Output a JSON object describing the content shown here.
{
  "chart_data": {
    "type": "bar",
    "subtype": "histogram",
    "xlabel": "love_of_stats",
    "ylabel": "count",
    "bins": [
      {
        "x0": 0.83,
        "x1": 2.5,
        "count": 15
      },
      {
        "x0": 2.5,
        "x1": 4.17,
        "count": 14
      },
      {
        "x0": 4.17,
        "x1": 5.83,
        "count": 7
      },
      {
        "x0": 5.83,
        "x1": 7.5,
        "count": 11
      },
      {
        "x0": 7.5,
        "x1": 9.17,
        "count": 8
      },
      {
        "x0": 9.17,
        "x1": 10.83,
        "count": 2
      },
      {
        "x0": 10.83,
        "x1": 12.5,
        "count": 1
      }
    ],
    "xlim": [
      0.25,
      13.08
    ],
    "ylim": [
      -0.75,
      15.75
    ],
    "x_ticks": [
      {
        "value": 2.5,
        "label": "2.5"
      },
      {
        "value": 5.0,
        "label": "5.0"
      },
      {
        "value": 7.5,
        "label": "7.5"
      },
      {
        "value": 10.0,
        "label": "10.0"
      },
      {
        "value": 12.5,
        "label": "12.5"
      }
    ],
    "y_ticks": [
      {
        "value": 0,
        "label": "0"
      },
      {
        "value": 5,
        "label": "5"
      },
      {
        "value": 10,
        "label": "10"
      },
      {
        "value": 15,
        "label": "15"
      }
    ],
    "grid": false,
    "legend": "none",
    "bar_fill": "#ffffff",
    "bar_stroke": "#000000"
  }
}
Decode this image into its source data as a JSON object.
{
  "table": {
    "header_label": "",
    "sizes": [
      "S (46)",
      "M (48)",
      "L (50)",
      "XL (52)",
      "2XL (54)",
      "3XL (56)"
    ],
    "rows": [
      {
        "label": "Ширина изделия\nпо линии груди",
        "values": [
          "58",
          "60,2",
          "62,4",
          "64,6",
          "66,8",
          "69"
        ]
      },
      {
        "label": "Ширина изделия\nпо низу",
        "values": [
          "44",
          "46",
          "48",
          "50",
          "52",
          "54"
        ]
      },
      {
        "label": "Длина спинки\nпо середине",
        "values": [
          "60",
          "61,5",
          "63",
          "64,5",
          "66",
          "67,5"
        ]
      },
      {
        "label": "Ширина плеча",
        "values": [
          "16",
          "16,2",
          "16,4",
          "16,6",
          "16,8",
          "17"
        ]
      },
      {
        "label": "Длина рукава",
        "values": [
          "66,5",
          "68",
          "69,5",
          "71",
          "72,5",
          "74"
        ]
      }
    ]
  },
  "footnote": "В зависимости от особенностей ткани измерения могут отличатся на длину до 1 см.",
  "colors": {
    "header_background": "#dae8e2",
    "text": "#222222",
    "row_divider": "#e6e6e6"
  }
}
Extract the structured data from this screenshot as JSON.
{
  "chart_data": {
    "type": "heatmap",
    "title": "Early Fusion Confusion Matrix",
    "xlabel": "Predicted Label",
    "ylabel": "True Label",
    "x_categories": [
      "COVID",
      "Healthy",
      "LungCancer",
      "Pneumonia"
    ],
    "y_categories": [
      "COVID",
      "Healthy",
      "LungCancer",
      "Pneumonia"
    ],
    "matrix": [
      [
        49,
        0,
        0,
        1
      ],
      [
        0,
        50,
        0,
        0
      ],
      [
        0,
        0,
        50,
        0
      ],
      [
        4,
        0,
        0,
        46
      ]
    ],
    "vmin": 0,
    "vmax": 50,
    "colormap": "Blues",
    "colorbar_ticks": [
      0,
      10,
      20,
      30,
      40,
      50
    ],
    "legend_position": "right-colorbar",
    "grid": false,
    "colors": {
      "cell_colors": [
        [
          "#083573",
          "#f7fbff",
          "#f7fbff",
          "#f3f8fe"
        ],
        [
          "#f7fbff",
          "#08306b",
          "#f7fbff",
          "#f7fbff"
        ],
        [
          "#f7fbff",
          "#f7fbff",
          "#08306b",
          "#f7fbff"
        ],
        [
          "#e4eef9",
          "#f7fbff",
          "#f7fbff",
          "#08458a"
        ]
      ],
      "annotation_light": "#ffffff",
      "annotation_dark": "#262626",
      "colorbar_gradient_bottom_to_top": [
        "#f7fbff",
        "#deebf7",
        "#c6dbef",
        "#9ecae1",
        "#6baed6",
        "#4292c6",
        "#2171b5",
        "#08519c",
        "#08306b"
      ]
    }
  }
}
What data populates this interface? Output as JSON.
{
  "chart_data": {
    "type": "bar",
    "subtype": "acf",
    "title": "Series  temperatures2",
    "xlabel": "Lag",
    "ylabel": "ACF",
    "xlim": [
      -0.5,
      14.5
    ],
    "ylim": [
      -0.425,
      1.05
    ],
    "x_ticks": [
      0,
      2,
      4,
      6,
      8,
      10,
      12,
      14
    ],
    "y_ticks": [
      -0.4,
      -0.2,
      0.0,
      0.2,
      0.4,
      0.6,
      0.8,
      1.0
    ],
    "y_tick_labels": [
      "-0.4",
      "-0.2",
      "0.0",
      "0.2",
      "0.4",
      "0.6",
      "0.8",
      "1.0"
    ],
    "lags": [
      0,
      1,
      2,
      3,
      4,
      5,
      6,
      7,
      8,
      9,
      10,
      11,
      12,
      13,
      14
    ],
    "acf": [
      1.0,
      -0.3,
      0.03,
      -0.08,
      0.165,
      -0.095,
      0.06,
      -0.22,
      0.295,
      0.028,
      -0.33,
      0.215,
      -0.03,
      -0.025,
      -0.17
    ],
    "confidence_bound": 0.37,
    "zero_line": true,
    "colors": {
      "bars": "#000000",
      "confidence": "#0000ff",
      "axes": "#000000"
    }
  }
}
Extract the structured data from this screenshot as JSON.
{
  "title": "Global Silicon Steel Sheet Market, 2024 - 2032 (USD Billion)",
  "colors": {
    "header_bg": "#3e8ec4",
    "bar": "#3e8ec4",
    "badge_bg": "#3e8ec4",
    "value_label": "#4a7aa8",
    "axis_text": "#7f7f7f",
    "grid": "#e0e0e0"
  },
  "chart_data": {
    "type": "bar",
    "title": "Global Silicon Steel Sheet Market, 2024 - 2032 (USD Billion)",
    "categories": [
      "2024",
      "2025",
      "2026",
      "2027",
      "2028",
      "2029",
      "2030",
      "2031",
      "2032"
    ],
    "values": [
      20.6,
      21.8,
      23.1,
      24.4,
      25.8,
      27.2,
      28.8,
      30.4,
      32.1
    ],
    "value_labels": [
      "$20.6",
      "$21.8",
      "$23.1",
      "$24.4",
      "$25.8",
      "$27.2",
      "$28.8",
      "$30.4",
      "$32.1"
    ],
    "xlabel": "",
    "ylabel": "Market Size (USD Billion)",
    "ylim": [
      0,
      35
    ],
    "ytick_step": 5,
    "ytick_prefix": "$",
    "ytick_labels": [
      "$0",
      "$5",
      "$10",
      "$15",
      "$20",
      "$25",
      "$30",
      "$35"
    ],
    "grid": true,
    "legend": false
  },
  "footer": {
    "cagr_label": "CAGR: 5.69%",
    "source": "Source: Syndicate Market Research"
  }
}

#####

Every entry in the listing must be retyped exactly.

**Output of the task:**
Output a JSON object describing the content shown here.
{
  "chart_data": {
    "type": "bar",
    "subtype": "histogram",
    "xlabel": "love_of_stats",
    "ylabel": "count",
    "bins": [
      {
        "x0": 0.83,
        "x1": 2.5,
        "count": 15
      },
      {
        "x0": 2.5,
        "x1": 4.17,
        "count": 14
      },
      {
        "x0": 4.17,
        "x1": 5.83,
        "count": 7
      },
      {
        "x0": 5.83,
        "x1": 7.5,
        "count": 11
      },
      {
        "x0": 7.5,
        "x1": 9.17,
        "count": 8
      },
      {
        "x0": 9.17,
        "x1": 10.83,
        "count": 2
      },
      {
        "x0": 10.83,
        "x1": 12.5,
        "count": 1
      }
    ],
    "xlim": [
      0.25,
      13.08
    ],
    "ylim": [
      -0.75,
      15.75
    ],
    "x_ticks": [
      {
        "value": 2.5,
        "label": "2.5"
      },
      {
        "value": 5.0,
        "label": "5.0"
      },
      {
        "value": 7.5,
        "label": "7.5"
      },
      {
        "value": 10.0,
        "label": "10.0"
      },
      {
        "value": 12.5,
        "label": "12.5"
      }
    ],
    "y_ticks": [
      {
        "value": 0,
        "label": "0"
      },
      {
        "value": 5,
        "label": "5"
      },
      {
        "value": 10,
        "label": "10"
      },
      {
        "value": 15,
        "label": "15"
      }
    ],
    "grid": false,
    "legend": "none",
    "bar_fill": "#ffffff",
    "bar_stroke": "#000000"
  }
}
Decode this image into its source data as a JSON object.
{
  "table": {
    "header_label": "",
    "sizes": [
      "S (46)",
      "M (48)",
      "L (50)",
      "XL (52)",
      "2XL (54)",
      "3XL (56)"
    ],
    "rows": [
      {
        "label": "Ширина изделия\nпо линии груди",
        "values": [
          "58",
          "60,2",
          "62,4",
          "64,6",
          "66,8",
          "69"
        ]
      },
      {
        "label": "Ширина изделия\nпо низу",
        "values": [
          "44",
          "46",
          "48",
          "50",
          "52",
          "54"
        ]
      },
      {
        "label": "Длина спинки\nпо середине",
        "values": [
          "60",
          "61,5",
          "63",
          "64,5",
          "66",
          "67,5"
        ]
      },
      {
        "label": "Ширина плеча",
        "values": [
          "16",
          "16,2",
          "16,4",
          "16,6",
          "16,8",
          "17"
        ]
      },
      {
        "label": "Длина рукава",
        "values": [
          "66,5",
          "68",
          "69,5",
          "71",
          "72,5",
          "74"
        ]
      }
    ]
  },
  "footnote": "В зависимости от особенностей ткани измерения могут отличатся на длину до 1 см.",
  "colors": {
    "header_background": "#dae8e2",
    "text": "#222222",
    "row_divider": "#e6e6e6"
  }
}
Extract the structured data from this screenshot as JSON.
{
  "chart_data": {
    "type": "heatmap",
    "title": "Early Fusion Confusion Matrix",
    "xlabel": "Predicted Label",
    "ylabel": "True Label",
    "x_categories": [
      "COVID",
      "Healthy",
      "LungCancer",
      "Pneumonia"
    ],
    "y_categories": [
      "COVID",
      "Healthy",
      "LungCancer",
      "Pneumonia"
    ],
    "matrix": [
      [
        49,
        0,
        0,
        1
      ],
      [
        0,
        50,
        0,
        0
      ],
      [
        0,
        0,
        50,
        0
      ],
      [
        4,
        0,
        0,
        46
      ]
    ],
    "vmin": 0,
    "vmax": 50,
    "colormap": "Blues",
    "colorbar_ticks": [
      0,
      10,
      20,
      30,
      40,
      50
    ],
    "legend_position": "right-colorbar",
    "grid": false,
    "colors": {
      "cell_colors": [
        [
          "#083573",
          "#f7fbff",
          "#f7fbff",
          "#f3f8fe"
        ],
        [
          "#f7fbff",
          "#08306b",
          "#f7fbff",
          "#f7fbff"
        ],
        [
          "#f7fbff",
          "#f7fbff",
          "#08306b",
          "#f7fbff"
        ],
        [
          "#e4eef9",
          "#f7fbff",
          "#f7fbff",
          "#08458a"
        ]
      ],
      "annotation_light": "#ffffff",
      "annotation_dark": "#262626",
      "colorbar_gradient_bottom_to_top": [
        "#f7fbff",
        "#deebf7",
        "#c6dbef",
        "#9ecae1",
        "#6baed6",
        "#4292c6",
        "#2171b5",
        "#08519c",
        "#08306b"
      ]
    }
  }
}
What data populates this interface? Output as JSON.
{
  "chart_data": {
    "type": "bar",
    "subtype": "acf",
    "title": "Series  temperatures2",
    "xlabel": "Lag",
    "ylabel": "ACF",
    "xlim": [
      -0.5,
      14.5
    ],
    "ylim": [
      -0.425,
      1.05
    ],
    "x_ticks": [
      0,
      2,
      4,
      6,
      8,
      10,
      12,
      14
    ],
    "y_ticks": [
      -0.4,
      -0.2,
      0.0,
      0.2,
      0.4,
      0.6,
      0.8,
      1.0
    ],
    "y_tick_labels": [
      "-0.4",
      "-0.2",
      "0.0",
      "0.2",
      "0.4",
      "0.6",
      "0.8",
      "1.0"
    ],
    "lags": [
      0,
      1,
      2,
      3,
      4,
      5,
      6,
      7,
      8,
      9,
      10,
      11,
      12,
      13,
      14
    ],
    "acf": [
      1.0,
      -0.3,
      0.03,
      -0.08,
      0.165,
      -0.095,
      0.06,
      -0.22,
      0.295,
      0.028,
      -0.33,
      0.215,
      -0.03,
      -0.025,
      -0.17
    ],
    "confidence_bound": 0.37,
    "zero_line": true,
    "colors": {
      "bars": "#000000",
      "confidence": "#0000ff",
      "axes": "#000000"
    }
  }
}
Extract the structured data from this screenshot as JSON.
{
  "title": "Global Silicon Steel Sheet Market, 2024 - 2032 (USD Billion)",
  "colors": {
    "header_bg": "#3e8ec4",
    "bar": "#3e8ec4",
    "badge_bg": "#3e8ec4",
    "value_label": "#4a7aa8",
    "axis_text": "#7f7f7f",
    "grid": "#e0e0e0"
  },
  "chart_data": {
    "type": "bar",
    "title": "Global Silicon Steel Sheet Market, 2024 - 2032 (USD Billion)",
    "categories": [
      "2024",
      "2025",
      "2026",
      "2027",
      "2028",
      "2029",
      "2030",
      "2031",
      "2032"
    ],
    "values": [
      20.6,
      21.8,
      23.1,
      24.4,
      25.8,
      27.2,
      28.8,
      30.4,
      32.1
    ],
    "value_labels": [
      "$20.6",
      "$21.8",
      "$23.1",
      "$24.4",
      "$25.8",
      "$27.2",
      "$28.8",
      "$30.4",
      "$32.1"
    ],
    "xlabel": "",
    "ylabel": "Market Size (USD Billion)",
    "ylim": [
      0,
      35
    ],
    "ytick_step": 5,
    "ytick_prefix": "$",
    "ytick_labels": [
      "$0",
      "$5",
      "$10",
      "$15",
      "$20",
      "$25",
      "$30",
      "$35"
    ],
    "grid": true,
    "legend": false
  },
  "footer": {
    "cagr_label": "CAGR: 5.69%",
    "source": "Source: Syndicate Market Research"
  }
}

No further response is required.